### REQUIREMENTS
Find and copy lines holding "screenshot".

▼▼▼

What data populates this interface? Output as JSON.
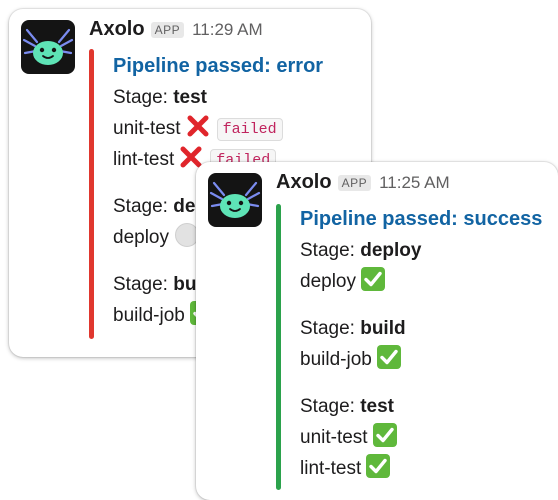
{
  "messages": [
    {
      "bot_name": "Axolo",
      "badge": "APP",
      "time": "11:29 AM",
      "accent_color": "#e0372e",
      "title": "Pipeline passed: error",
      "stages": [
        {
          "label": "Stage: ",
          "name": "test",
          "jobs": [
            {
              "name": "unit-test",
              "status": "failed",
              "tag": "failed"
            },
            {
              "name": "lint-test",
              "status": "failed",
              "tag": "failed"
            }
          ]
        },
        {
          "label": "Stage: ",
          "name": "deploy",
          "jobs": [
            {
              "name": "deploy",
              "status": "skipped"
            }
          ]
        },
        {
          "label": "Stage: ",
          "name": "build",
          "jobs": [
            {
              "name": "build-job",
              "status": "success"
            }
          ]
        }
      ]
    },
    {
      "bot_name": "Axolo",
      "badge": "APP",
      "time": "11:25 AM",
      "accent_color": "#2ba24c",
      "title": "Pipeline passed: success",
      "stages": [
        {
          "label": "Stage: ",
          "name": "deploy",
          "jobs": [
            {
              "name": "deploy",
              "status": "success"
            }
          ]
        },
        {
          "label": "Stage: ",
          "name": "build",
          "jobs": [
            {
              "name": "build-job",
              "status": "success"
            }
          ]
        },
        {
          "label": "Stage: ",
          "name": "test",
          "jobs": [
            {
              "name": "unit-test",
              "status": "success"
            },
            {
              "name": "lint-test",
              "status": "success"
            }
          ]
        }
      ]
    }
  ],
  "icons": {
    "avatar": "axolotl-avatar-icon",
    "success": "check-mark-button-icon",
    "failed": "cross-mark-icon"
  }
}
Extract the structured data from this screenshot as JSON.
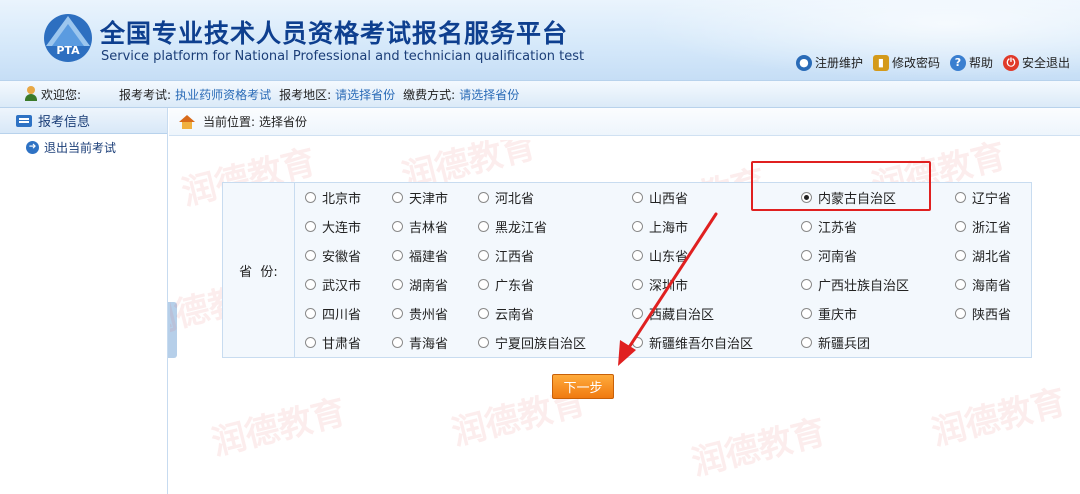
{
  "header": {
    "title_cn": "全国专业技术人员资格考试报名服务平台",
    "title_en": "Service platform for National Professional and technician qualification test",
    "logo_text": "PTA",
    "links": [
      {
        "label": "注册维护",
        "icon": "globe-icon",
        "color": "#2a6bb7"
      },
      {
        "label": "修改密码",
        "icon": "lock-icon",
        "color": "#d49a1a"
      },
      {
        "label": "帮助",
        "icon": "help-icon",
        "color": "#3a7fd0"
      },
      {
        "label": "安全退出",
        "icon": "power-icon",
        "color": "#e03a2a"
      }
    ]
  },
  "infobar": {
    "welcome": "欢迎您:",
    "exam_label": "报考考试:",
    "exam_value": "执业药师资格考试",
    "region_label": "报考地区:",
    "region_value": "请选择省份",
    "pay_label": "缴费方式:",
    "pay_value": "请选择省份"
  },
  "sidebar": {
    "header": "报考信息",
    "items": [
      {
        "label": "退出当前考试"
      }
    ]
  },
  "breadcrumb": {
    "label": "当前位置:",
    "value": "选择省份"
  },
  "form": {
    "province_label": "省  份:",
    "selected": "内蒙古自治区",
    "rows": [
      [
        "北京市",
        "天津市",
        "河北省",
        "山西省",
        "内蒙古自治区",
        "辽宁省"
      ],
      [
        "大连市",
        "吉林省",
        "黑龙江省",
        "上海市",
        "江苏省",
        "浙江省"
      ],
      [
        "安徽省",
        "福建省",
        "江西省",
        "山东省",
        "河南省",
        "湖北省"
      ],
      [
        "武汉市",
        "湖南省",
        "广东省",
        "深圳市",
        "广西壮族自治区",
        "海南省"
      ],
      [
        "四川省",
        "贵州省",
        "云南省",
        "西藏自治区",
        "重庆市",
        "陕西省"
      ],
      [
        "甘肃省",
        "青海省",
        "宁夏回族自治区",
        "新疆维吾尔自治区",
        "新疆兵团"
      ]
    ],
    "next_button": "下一步"
  },
  "watermark": "润德教育",
  "colors": {
    "accent": "#2a6bb7",
    "highlight": "#e02020",
    "button": "#f07a10"
  }
}
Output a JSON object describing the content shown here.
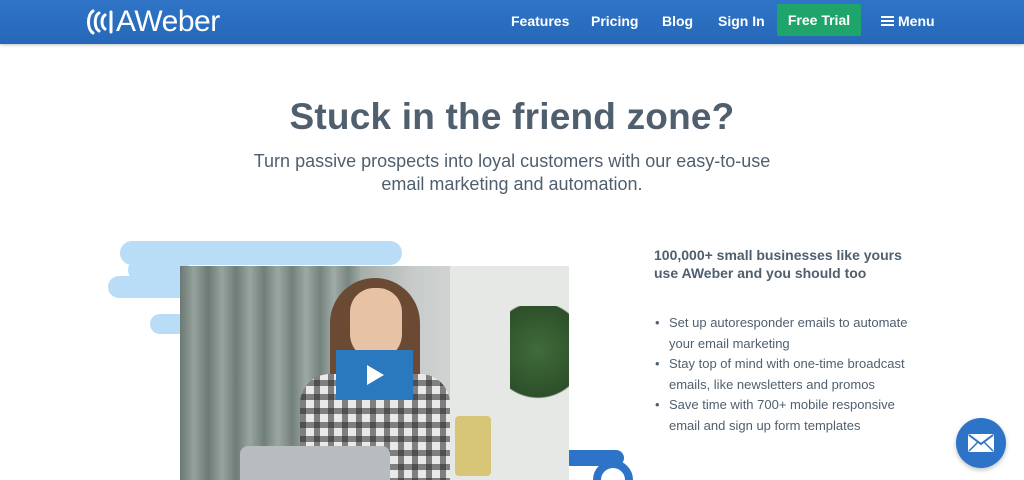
{
  "header": {
    "logo_text": "AWeber",
    "nav": {
      "features": "Features",
      "pricing": "Pricing",
      "blog": "Blog",
      "sign_in": "Sign In",
      "free_trial": "Free Trial",
      "menu": "Menu"
    }
  },
  "hero": {
    "title": "Stuck in the friend zone?",
    "subtitle": "Turn passive prospects into loyal customers with our easy-to-use email marketing and automation."
  },
  "benefits": {
    "heading": "100,000+ small businesses like yours use AWeber and you should too",
    "items": [
      "Set up autoresponder emails to automate your email marketing",
      "Stay top of mind with one-time broadcast emails, like newsletters and promos",
      "Save time with 700+ mobile responsive email and sign up form templates"
    ]
  },
  "icons": {
    "logo": "aweber-logo-icon",
    "menu": "hamburger-icon",
    "play": "play-icon",
    "chat": "envelope-icon"
  },
  "colors": {
    "header_blue": "#2b6dc0",
    "cta_green": "#1fa46c",
    "text_slate": "#4f5f6e",
    "cloud_light_blue": "#b9dcf7",
    "accent_blue": "#2d73c8"
  }
}
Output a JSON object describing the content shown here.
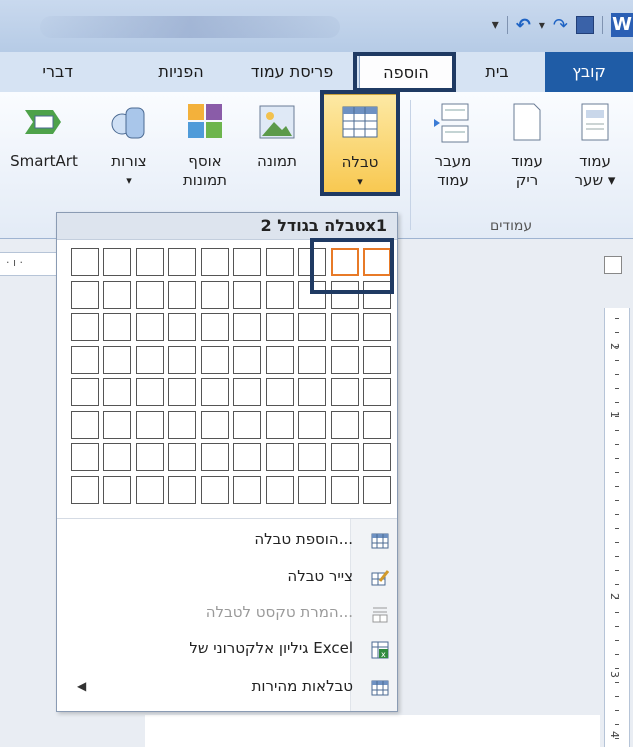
{
  "quick_access": {
    "word_icon_label": "W"
  },
  "tabs": {
    "file": "קובץ",
    "home": "בית",
    "insert": "הוספה",
    "page_layout": "פריסת עמוד",
    "references": "הפניות",
    "mailings": "דברי"
  },
  "ribbon": {
    "cover_page": {
      "line1": "עמוד",
      "line2": "שער ▾"
    },
    "blank_page": {
      "line1": "עמוד",
      "line2": "ריק"
    },
    "page_break": {
      "line1": "מעבר",
      "line2": "עמוד"
    },
    "table": {
      "line1": "טבלה",
      "line2": "▾"
    },
    "picture": {
      "line1": "תמונה",
      "line2": ""
    },
    "clip_art": {
      "line1": "אוסף",
      "line2": "תמונות"
    },
    "shapes": {
      "line1": "צורות",
      "line2": "▾"
    },
    "smartart": {
      "line1": "SmartArt",
      "line2": ""
    },
    "pages_group_label": "עמודים"
  },
  "table_dropdown": {
    "header": "טבלה בגודל 2x1",
    "grid_cols": 10,
    "grid_rows": 8,
    "selected_cols": 2,
    "selected_rows": 1,
    "menu": [
      {
        "label": "הוספת טבלה...",
        "icon": "insert-table-icon",
        "disabled": false
      },
      {
        "label": "צייר טבלה",
        "icon": "draw-table-icon",
        "disabled": false
      },
      {
        "label": "המרת טקסט לטבלה...",
        "icon": "convert-text-icon",
        "disabled": true
      },
      {
        "label": "גיליון אלקטרוני של Excel",
        "icon": "excel-sheet-icon",
        "disabled": false
      },
      {
        "label": "טבלאות מהירות",
        "icon": "quick-tables-icon",
        "disabled": false,
        "submenu": true
      }
    ]
  },
  "ruler": {
    "vertical_numbers": [
      "2",
      "1",
      "2",
      "3",
      "4"
    ]
  },
  "colors": {
    "accent": "#1f5ca6",
    "selection": "#e87a27",
    "highlight": "#1f3a63"
  }
}
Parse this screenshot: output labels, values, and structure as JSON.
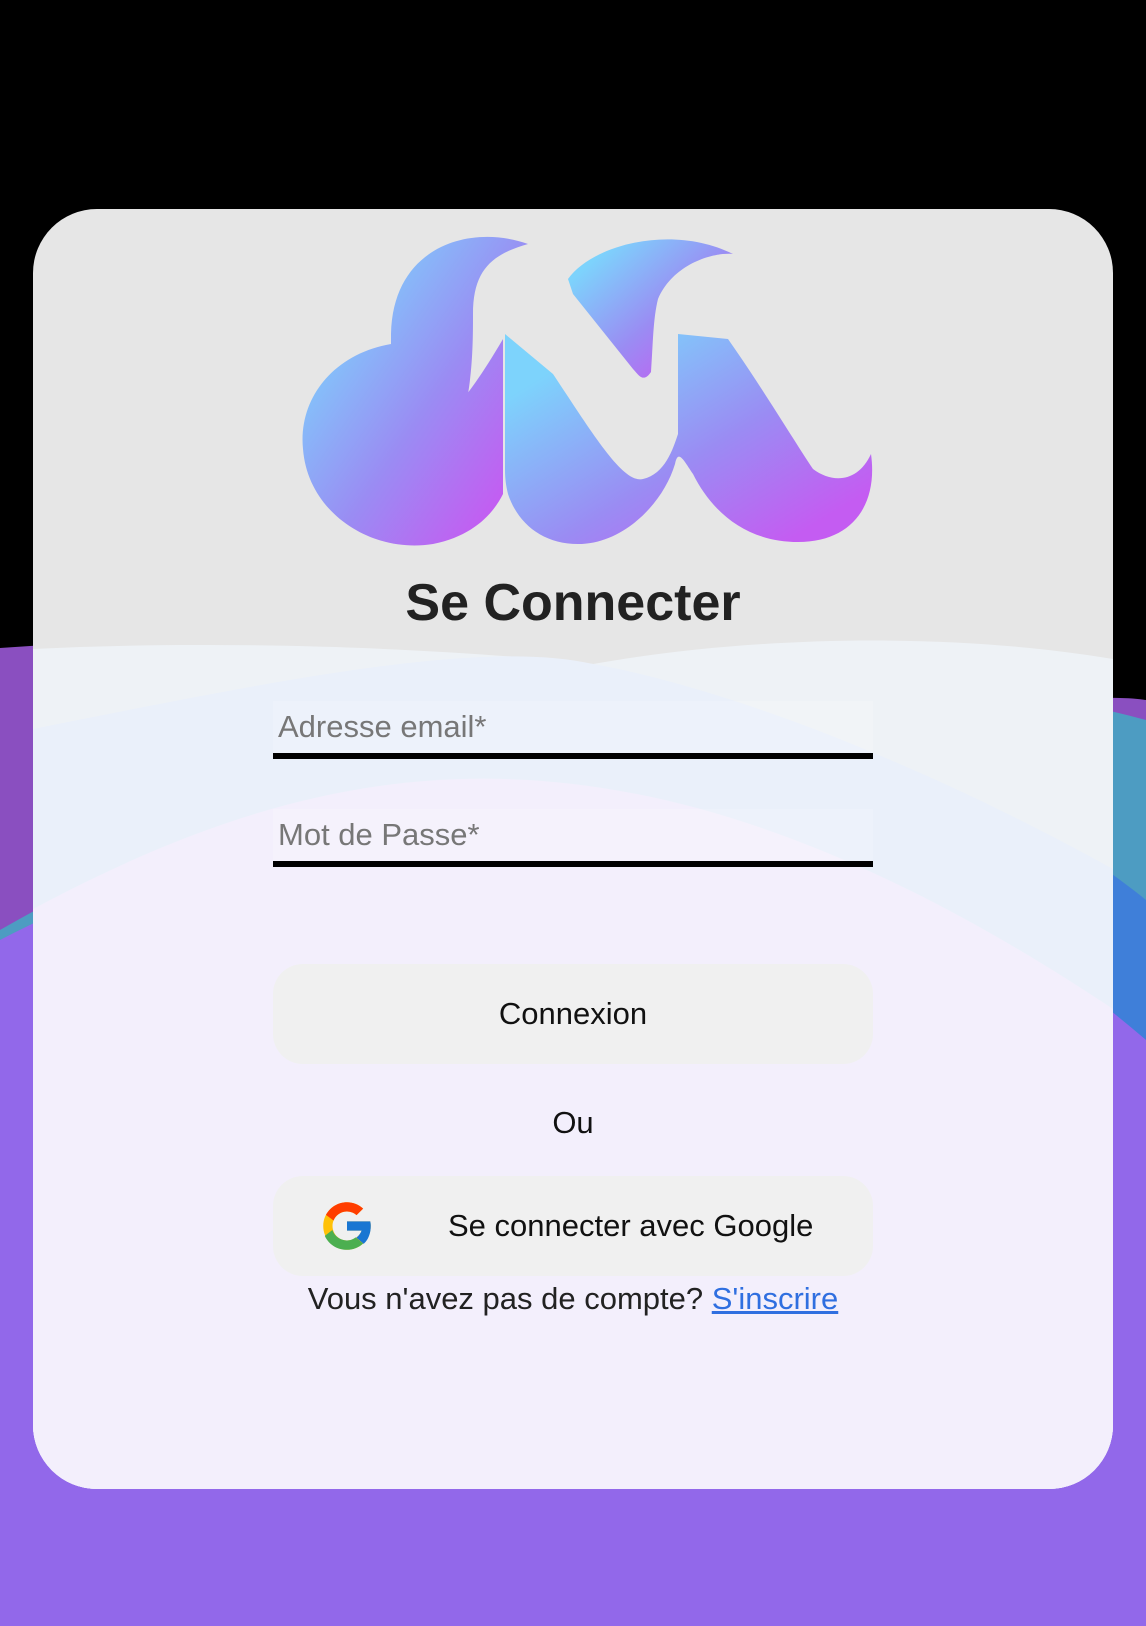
{
  "login": {
    "title": "Se Connecter",
    "email_placeholder": "Adresse email*",
    "password_placeholder": "Mot de Passe*",
    "submit_label": "Connexion",
    "or_label": "Ou",
    "google_label": "Se connecter avec Google",
    "no_account_text": "Vous n'avez pas de compte? ",
    "signup_link": "S'inscrire"
  },
  "icons": {
    "logo": "brand-logo",
    "google": "google-icon"
  },
  "colors": {
    "background_top": "#000000",
    "background_purple": "#9268ea",
    "card_top": "#e6e6e6",
    "card_bottom": "#f3effc",
    "logo_gradient_start": "#7dd3fc",
    "logo_gradient_end": "#c45cf2",
    "link": "#2f6fe0",
    "button_bg": "#f0f0f0"
  }
}
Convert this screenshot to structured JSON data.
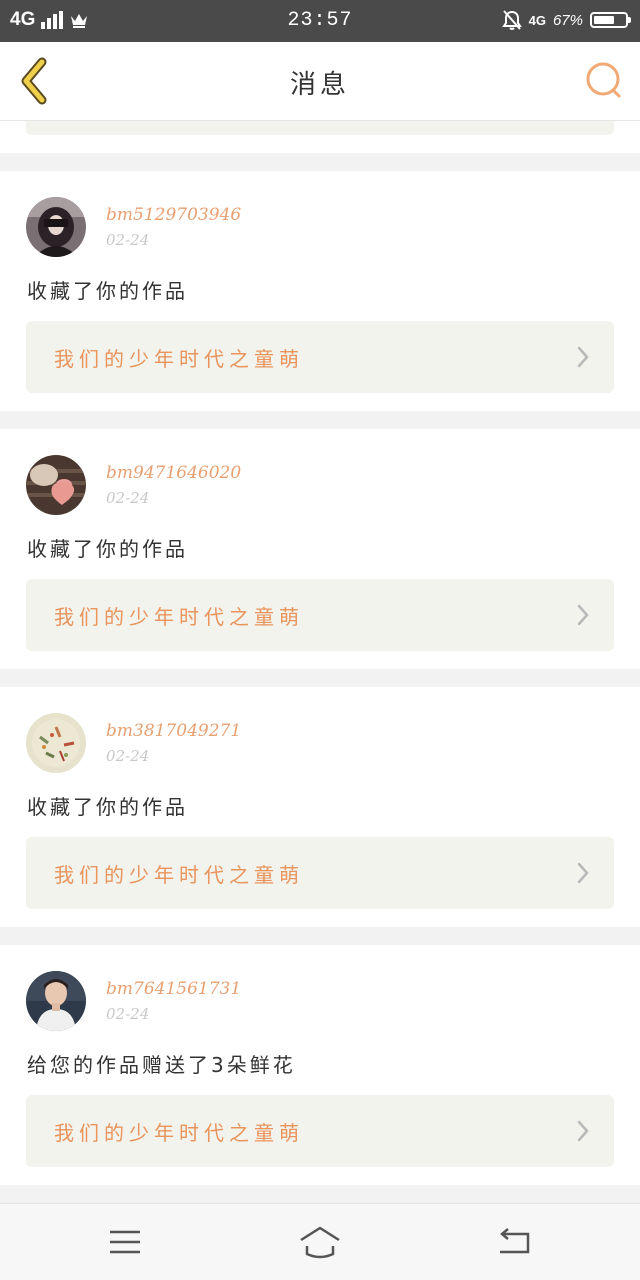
{
  "status_bar": {
    "network": "4G",
    "network_small": "4G",
    "time": "23:57",
    "battery": "67%",
    "battery_level": 0.67
  },
  "header": {
    "title": "消息"
  },
  "messages": [
    {
      "username": "bm5129703946",
      "date": "02-24",
      "action": "收藏了你的作品",
      "work_title": "我们的少年时代之童萌"
    },
    {
      "username": "bm9471646020",
      "date": "02-24",
      "action": "收藏了你的作品",
      "work_title": "我们的少年时代之童萌"
    },
    {
      "username": "bm3817049271",
      "date": "02-24",
      "action": "收藏了你的作品",
      "work_title": "我们的少年时代之童萌"
    },
    {
      "username": "bm7641561731",
      "date": "02-24",
      "action": "给您的作品赠送了3朵鲜花",
      "work_title": "我们的少年时代之童萌"
    }
  ],
  "colors": {
    "accent": "#e8945c",
    "back_arrow": "#f0d04a",
    "card_bg": "#f3f3ed"
  },
  "icons": {
    "back": "chevron-left-icon",
    "search": "search-icon",
    "menu": "menu-icon",
    "home": "home-icon",
    "return": "return-icon"
  }
}
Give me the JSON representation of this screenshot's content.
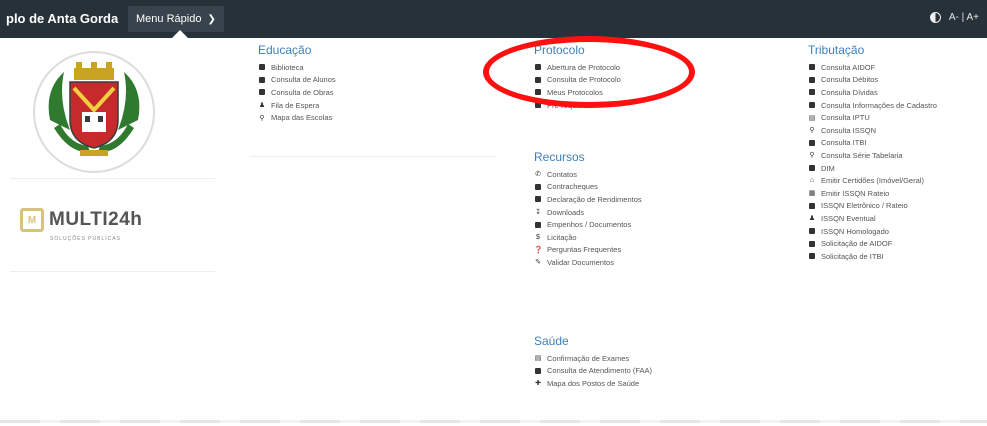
{
  "header": {
    "site_name": "plo de Anta Gorda",
    "menu_label": "Menu Rápido",
    "font_size_label": "A- | A+"
  },
  "brand": {
    "multi_name": "MULTI24h",
    "multi_subtitle": "SOLUÇÕES PÚBLICAS"
  },
  "educacao": {
    "title": "Educação",
    "items": [
      {
        "label": "Biblioteca",
        "icon": "building-icon"
      },
      {
        "label": "Consulta de Alunos",
        "icon": "building-icon"
      },
      {
        "label": "Consulta de Obras",
        "icon": "building-icon"
      },
      {
        "label": "Fila de Espera",
        "icon": "person-icon"
      },
      {
        "label": "Mapa das Escolas",
        "icon": "map-pin-icon"
      }
    ]
  },
  "protocolo": {
    "title": "Protocolo",
    "items": [
      {
        "label": "Abertura de Protocolo",
        "icon": "building-icon"
      },
      {
        "label": "Consulta de Protocolo",
        "icon": "building-icon"
      },
      {
        "label": "Meus Protocolos",
        "icon": "building-icon"
      },
      {
        "label": "Pré-requisitos",
        "icon": "building-icon"
      }
    ]
  },
  "recursos": {
    "title": "Recursos",
    "items": [
      {
        "label": "Contatos",
        "icon": "phone-icon"
      },
      {
        "label": "Contracheques",
        "icon": "building-icon"
      },
      {
        "label": "Declaração de Rendimentos",
        "icon": "building-icon"
      },
      {
        "label": "Downloads",
        "icon": "download-icon"
      },
      {
        "label": "Empenhos / Documentos",
        "icon": "building-icon"
      },
      {
        "label": "Licitação",
        "icon": "dollar-icon"
      },
      {
        "label": "Perguntas Frequentes",
        "icon": "question-icon"
      },
      {
        "label": "Validar Documentos",
        "icon": "pencil-icon"
      }
    ]
  },
  "saude": {
    "title": "Saúde",
    "items": [
      {
        "label": "Confirmação de Exames",
        "icon": "document-icon"
      },
      {
        "label": "Consulta de Atendimento (FAA)",
        "icon": "building-icon"
      },
      {
        "label": "Mapa dos Postos de Saúde",
        "icon": "cross-icon"
      }
    ]
  },
  "tributacao": {
    "title": "Tributação",
    "items": [
      {
        "label": "Consulta AIDOF",
        "icon": "building-icon"
      },
      {
        "label": "Consulta Débitos",
        "icon": "building-icon"
      },
      {
        "label": "Consulta Dívidas",
        "icon": "building-icon"
      },
      {
        "label": "Consulta Informações de Cadastro",
        "icon": "building-icon"
      },
      {
        "label": "Consulta IPTU",
        "icon": "document-icon"
      },
      {
        "label": "Consulta ISSQN",
        "icon": "search-icon"
      },
      {
        "label": "Consulta ITBI",
        "icon": "building-icon"
      },
      {
        "label": "Consulta Série Tabelaria",
        "icon": "search-icon"
      },
      {
        "label": "DIM",
        "icon": "building-icon"
      },
      {
        "label": "Emitir Certidões (Imóvel/Geral)",
        "icon": "home-icon"
      },
      {
        "label": "Emitir ISSQN Rateio",
        "icon": "grid-icon"
      },
      {
        "label": "ISSQN Eletrônico / Rateio",
        "icon": "building-icon"
      },
      {
        "label": "ISSQN Eventual",
        "icon": "users-icon"
      },
      {
        "label": "ISSQN Homologado",
        "icon": "building-icon"
      },
      {
        "label": "Solicitação de AIDOF",
        "icon": "building-icon"
      },
      {
        "label": "Solicitação de ITBI",
        "icon": "building-icon"
      }
    ]
  },
  "colors": {
    "topbar": "#27313a",
    "title_blue": "#3f7fb8",
    "annotation_red": "#ff1010"
  }
}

▲▲▲

### SOLUTION BELOW
Extract the structured data from this screenshot as JSON.
Parse this screenshot: output labels, values, and structure as JSON.
Convert this screenshot to structured JSON data.
Give me the JSON representation of this screenshot's content.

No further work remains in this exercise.